Where does the string "chevron" appear in the records? Copy every line that contains it.

[START Available data]

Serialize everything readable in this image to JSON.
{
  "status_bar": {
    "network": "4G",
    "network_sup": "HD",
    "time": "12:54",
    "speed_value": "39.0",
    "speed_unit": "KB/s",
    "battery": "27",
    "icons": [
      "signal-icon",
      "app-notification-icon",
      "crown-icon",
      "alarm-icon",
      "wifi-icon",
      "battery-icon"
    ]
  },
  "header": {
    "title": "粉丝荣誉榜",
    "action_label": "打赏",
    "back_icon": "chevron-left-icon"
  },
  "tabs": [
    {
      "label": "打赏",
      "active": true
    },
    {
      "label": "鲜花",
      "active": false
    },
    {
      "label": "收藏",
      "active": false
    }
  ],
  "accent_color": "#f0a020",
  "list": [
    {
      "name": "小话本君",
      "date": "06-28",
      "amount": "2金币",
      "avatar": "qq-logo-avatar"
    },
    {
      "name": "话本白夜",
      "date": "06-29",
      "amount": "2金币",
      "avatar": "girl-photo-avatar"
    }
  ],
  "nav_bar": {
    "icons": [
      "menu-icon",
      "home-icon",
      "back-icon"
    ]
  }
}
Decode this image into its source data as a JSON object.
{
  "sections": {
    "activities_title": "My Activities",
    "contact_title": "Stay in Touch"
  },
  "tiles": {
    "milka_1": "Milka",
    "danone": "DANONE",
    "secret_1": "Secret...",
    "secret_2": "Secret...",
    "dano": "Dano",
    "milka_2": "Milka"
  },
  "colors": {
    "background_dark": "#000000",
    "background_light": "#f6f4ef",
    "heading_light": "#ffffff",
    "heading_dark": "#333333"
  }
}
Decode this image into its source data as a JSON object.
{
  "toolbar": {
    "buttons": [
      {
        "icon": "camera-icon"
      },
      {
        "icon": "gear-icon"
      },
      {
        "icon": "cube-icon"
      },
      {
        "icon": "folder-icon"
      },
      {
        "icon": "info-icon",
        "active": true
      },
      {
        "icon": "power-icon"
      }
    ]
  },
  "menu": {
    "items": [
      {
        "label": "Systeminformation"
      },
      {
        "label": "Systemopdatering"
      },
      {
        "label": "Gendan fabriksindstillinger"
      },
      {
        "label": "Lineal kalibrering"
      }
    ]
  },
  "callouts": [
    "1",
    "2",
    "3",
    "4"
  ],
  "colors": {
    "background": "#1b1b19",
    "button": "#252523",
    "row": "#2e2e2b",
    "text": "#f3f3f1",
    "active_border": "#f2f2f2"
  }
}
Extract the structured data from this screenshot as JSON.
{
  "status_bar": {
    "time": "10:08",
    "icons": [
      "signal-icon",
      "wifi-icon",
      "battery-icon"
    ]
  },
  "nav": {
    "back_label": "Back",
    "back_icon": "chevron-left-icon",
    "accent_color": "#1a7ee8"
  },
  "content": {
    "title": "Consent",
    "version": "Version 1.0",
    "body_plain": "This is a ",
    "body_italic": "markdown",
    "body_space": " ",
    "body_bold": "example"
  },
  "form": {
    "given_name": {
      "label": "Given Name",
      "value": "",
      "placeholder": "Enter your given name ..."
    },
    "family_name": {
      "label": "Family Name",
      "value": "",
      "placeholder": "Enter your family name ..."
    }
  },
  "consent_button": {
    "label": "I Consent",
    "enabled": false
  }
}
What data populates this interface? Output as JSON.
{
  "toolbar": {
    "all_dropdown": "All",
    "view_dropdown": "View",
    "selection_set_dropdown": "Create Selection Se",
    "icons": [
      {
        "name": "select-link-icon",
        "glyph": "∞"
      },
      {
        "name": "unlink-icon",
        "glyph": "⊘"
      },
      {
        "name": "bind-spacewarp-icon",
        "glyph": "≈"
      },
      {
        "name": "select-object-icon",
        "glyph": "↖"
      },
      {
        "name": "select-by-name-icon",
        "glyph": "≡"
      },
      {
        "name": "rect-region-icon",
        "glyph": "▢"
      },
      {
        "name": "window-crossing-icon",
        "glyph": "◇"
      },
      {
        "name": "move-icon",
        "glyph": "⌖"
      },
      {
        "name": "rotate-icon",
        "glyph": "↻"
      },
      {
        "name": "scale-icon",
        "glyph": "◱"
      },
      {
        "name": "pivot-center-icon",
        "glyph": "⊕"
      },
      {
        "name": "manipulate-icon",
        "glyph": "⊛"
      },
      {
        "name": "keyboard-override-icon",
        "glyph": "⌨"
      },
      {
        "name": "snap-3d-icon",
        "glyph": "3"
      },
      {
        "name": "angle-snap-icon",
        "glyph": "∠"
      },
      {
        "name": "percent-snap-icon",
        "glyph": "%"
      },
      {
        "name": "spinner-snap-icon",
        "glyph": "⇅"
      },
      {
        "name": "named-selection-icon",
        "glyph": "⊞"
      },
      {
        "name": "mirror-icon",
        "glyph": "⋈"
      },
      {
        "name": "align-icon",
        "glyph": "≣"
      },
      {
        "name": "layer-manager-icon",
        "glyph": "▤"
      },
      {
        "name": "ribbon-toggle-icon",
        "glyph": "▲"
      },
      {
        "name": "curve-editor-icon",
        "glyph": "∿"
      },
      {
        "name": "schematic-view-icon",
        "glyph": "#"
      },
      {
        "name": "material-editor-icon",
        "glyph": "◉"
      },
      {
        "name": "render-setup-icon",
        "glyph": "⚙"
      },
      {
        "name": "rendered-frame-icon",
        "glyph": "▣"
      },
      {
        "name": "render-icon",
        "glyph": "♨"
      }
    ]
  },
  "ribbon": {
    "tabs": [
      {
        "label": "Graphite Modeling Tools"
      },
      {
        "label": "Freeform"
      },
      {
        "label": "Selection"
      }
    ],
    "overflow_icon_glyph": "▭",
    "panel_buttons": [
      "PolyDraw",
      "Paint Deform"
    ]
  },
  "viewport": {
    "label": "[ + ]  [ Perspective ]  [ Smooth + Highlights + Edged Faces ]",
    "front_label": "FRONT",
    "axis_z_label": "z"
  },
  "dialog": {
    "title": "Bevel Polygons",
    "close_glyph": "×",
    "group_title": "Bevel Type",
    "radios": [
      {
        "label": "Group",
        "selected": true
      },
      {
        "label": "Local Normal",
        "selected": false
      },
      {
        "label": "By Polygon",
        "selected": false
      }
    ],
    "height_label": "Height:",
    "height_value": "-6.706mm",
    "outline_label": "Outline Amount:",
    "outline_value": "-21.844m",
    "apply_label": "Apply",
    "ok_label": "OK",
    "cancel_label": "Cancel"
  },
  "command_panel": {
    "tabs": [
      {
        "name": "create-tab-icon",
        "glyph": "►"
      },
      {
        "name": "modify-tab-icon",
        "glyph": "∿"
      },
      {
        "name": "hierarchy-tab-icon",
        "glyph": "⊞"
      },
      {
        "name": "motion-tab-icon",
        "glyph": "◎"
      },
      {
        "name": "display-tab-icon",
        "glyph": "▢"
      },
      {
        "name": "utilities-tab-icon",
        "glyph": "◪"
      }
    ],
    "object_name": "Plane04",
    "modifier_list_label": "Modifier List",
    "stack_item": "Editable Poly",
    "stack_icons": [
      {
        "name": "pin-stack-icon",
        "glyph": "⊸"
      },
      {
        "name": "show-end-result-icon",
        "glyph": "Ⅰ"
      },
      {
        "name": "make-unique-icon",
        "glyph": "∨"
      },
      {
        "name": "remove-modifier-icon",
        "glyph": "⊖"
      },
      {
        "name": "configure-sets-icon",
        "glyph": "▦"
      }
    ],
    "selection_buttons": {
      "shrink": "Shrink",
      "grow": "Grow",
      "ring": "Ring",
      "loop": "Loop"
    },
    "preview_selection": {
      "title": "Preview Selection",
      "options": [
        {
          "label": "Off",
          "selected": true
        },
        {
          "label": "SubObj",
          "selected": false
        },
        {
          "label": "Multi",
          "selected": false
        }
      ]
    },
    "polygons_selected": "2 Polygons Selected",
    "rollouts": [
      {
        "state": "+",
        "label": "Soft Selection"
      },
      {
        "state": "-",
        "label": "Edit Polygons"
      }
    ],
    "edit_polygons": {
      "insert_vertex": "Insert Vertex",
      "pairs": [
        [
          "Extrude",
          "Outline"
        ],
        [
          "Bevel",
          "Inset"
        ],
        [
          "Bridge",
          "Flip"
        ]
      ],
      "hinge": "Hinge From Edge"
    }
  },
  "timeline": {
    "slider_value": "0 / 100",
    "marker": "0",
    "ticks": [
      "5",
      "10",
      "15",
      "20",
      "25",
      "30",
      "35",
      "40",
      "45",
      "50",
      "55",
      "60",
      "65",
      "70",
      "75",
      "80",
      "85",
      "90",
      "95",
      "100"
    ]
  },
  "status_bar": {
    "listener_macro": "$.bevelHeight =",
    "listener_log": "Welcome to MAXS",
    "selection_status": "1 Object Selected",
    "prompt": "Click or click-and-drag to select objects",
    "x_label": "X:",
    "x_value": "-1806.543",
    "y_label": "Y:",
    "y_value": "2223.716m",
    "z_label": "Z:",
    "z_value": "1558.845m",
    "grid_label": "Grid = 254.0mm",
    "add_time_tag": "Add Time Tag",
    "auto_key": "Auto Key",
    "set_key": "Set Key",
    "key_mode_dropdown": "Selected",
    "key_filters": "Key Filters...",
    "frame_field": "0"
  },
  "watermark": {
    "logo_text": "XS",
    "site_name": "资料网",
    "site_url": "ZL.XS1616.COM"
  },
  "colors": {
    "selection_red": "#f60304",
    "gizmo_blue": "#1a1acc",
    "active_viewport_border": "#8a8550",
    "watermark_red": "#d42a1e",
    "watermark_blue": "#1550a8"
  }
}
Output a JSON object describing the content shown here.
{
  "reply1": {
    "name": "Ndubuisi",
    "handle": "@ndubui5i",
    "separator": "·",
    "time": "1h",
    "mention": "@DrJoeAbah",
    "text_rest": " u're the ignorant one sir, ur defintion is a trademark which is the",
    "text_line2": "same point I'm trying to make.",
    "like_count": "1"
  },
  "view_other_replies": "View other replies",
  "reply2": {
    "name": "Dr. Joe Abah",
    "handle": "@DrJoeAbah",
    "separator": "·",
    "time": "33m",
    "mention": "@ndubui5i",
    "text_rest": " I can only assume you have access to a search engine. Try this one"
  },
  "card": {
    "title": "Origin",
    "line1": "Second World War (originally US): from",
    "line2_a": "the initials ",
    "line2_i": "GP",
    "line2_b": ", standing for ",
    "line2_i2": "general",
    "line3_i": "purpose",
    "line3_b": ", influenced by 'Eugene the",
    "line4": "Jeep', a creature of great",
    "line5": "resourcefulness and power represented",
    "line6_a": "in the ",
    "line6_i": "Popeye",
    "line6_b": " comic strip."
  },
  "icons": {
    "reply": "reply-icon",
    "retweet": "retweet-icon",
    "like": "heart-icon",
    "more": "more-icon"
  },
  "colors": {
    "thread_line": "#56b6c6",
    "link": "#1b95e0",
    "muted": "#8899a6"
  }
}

[END Available data]

Solved problem:
    "back_icon": "chevron-left-icon"
    "back_icon": "chevron-left-icon",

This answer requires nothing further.